Among the entries below, find how many lines carry the word "научно" and state only that figure.

###

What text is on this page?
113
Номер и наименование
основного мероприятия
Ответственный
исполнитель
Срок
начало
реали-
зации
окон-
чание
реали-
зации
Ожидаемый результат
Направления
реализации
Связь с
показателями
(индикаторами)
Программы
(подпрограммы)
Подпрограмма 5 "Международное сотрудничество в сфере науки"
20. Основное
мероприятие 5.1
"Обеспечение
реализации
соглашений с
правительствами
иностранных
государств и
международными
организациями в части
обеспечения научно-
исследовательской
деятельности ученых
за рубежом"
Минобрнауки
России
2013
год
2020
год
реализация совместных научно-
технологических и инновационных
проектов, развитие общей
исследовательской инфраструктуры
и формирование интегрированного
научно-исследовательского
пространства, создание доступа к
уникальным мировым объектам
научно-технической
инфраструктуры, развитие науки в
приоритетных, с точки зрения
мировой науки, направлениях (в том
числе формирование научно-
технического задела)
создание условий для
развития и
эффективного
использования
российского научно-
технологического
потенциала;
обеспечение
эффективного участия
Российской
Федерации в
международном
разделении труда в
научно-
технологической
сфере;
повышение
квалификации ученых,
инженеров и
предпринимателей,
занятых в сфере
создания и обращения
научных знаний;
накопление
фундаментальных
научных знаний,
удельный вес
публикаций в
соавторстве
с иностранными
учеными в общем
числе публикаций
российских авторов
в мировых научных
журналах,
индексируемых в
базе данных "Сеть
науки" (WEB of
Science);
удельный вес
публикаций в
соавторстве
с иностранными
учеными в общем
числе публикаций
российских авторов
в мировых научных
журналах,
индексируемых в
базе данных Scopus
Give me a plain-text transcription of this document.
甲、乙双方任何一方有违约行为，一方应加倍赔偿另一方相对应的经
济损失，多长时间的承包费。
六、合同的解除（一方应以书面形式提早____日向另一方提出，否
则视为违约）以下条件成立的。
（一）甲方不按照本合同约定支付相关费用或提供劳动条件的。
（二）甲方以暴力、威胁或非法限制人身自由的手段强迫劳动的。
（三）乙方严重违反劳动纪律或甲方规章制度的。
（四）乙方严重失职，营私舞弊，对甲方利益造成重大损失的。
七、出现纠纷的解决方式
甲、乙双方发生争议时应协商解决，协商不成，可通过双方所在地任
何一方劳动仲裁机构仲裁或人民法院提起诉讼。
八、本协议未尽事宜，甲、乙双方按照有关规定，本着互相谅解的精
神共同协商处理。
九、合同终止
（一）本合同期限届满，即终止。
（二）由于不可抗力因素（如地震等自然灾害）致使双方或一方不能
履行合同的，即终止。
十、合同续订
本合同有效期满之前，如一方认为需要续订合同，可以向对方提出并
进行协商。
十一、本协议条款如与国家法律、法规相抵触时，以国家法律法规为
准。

###

### Exercise answer
7